··· DATASET
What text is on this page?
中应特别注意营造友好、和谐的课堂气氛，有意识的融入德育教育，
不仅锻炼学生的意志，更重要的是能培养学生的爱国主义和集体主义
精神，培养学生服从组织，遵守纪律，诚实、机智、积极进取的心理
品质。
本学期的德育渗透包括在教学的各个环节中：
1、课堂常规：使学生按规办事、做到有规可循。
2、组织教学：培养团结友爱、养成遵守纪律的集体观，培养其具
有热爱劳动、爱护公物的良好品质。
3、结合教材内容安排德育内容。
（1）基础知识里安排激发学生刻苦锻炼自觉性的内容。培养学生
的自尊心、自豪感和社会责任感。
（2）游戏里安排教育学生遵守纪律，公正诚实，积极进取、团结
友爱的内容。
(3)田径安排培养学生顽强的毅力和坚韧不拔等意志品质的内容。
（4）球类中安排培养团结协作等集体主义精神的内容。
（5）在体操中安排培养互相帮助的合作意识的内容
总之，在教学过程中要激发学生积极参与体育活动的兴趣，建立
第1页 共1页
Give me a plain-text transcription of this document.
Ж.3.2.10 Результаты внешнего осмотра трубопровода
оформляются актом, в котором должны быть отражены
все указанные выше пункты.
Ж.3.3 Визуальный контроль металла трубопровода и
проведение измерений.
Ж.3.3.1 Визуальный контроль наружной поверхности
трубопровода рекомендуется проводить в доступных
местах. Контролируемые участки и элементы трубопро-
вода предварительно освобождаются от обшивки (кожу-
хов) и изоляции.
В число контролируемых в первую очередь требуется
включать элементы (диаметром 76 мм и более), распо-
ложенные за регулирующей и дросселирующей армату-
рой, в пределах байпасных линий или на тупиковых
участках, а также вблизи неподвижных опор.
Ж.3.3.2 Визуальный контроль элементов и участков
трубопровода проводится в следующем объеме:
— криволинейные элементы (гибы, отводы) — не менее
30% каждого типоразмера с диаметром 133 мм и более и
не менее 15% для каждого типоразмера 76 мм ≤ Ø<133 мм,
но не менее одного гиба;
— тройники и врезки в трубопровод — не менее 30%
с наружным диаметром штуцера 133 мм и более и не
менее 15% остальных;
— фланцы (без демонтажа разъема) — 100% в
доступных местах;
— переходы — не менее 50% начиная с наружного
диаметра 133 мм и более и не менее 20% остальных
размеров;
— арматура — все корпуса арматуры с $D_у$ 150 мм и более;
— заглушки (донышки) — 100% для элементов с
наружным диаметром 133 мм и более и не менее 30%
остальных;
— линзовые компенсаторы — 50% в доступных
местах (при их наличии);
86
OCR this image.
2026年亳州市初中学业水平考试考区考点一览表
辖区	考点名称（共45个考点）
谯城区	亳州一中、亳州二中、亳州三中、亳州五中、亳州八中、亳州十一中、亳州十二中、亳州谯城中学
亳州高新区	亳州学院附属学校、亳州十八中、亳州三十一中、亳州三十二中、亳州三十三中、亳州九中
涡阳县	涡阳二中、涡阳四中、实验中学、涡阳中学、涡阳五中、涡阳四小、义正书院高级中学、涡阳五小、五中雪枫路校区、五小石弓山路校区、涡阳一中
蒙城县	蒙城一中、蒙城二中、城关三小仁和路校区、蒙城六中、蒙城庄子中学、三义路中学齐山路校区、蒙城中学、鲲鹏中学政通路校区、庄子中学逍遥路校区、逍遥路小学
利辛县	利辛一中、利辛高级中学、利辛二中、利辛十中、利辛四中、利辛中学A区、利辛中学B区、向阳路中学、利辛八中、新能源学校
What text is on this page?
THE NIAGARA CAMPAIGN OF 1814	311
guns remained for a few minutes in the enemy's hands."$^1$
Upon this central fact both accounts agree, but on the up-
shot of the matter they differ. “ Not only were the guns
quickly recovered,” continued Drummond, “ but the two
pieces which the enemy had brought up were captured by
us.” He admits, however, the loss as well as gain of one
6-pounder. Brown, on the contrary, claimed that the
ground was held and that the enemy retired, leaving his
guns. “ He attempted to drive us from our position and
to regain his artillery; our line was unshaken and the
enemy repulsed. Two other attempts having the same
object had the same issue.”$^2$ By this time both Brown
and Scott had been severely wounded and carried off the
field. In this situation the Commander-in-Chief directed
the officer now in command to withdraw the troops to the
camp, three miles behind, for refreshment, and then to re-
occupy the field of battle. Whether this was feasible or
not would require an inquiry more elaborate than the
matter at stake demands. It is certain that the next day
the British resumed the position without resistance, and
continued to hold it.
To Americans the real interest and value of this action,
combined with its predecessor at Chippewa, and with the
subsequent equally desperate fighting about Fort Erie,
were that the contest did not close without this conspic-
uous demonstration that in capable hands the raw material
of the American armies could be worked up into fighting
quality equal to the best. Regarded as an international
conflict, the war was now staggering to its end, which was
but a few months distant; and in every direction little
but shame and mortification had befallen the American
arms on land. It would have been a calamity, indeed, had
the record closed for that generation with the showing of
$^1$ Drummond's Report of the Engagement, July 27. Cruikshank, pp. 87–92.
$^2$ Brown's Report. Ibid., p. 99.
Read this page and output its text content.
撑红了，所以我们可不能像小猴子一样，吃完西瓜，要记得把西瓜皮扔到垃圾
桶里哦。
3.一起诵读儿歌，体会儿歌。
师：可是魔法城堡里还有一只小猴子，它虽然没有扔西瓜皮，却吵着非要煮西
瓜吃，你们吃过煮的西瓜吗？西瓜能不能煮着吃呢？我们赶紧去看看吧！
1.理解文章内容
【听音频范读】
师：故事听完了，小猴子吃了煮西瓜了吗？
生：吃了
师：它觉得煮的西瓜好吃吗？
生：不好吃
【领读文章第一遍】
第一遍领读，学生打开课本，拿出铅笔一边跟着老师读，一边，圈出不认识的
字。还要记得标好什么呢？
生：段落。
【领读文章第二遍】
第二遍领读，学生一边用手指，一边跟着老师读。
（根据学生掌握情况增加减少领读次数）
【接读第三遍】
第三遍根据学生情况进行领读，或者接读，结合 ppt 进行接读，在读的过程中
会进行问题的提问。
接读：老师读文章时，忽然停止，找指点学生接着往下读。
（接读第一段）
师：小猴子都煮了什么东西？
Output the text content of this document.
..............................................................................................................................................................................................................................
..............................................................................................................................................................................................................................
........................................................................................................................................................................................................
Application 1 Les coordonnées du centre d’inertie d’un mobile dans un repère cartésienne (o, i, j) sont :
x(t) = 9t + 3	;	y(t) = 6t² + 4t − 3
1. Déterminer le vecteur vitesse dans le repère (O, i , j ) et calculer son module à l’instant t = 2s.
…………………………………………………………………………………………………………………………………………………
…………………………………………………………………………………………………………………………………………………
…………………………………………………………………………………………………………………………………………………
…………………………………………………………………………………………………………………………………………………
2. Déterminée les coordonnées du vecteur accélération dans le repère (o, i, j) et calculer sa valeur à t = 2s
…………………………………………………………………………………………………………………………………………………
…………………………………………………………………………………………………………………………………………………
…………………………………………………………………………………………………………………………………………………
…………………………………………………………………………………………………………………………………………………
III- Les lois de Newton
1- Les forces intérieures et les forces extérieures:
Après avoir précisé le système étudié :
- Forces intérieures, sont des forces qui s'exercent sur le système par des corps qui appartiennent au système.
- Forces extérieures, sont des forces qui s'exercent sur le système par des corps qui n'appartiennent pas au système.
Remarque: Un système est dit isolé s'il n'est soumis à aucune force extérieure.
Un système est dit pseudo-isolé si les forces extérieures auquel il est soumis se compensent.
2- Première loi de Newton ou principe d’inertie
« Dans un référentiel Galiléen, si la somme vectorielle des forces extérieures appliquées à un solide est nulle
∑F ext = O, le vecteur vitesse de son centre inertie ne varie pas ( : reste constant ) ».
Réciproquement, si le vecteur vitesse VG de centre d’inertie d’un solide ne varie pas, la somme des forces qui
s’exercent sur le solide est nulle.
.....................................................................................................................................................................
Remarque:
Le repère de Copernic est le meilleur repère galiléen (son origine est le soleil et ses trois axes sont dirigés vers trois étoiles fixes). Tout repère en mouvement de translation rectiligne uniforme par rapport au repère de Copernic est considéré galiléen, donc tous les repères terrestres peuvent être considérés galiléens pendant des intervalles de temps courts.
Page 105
······
PROMPT: Exactly how many lines of the listing above contain the string "corps"? Give no more than the number.

TASK SOLUTION: 2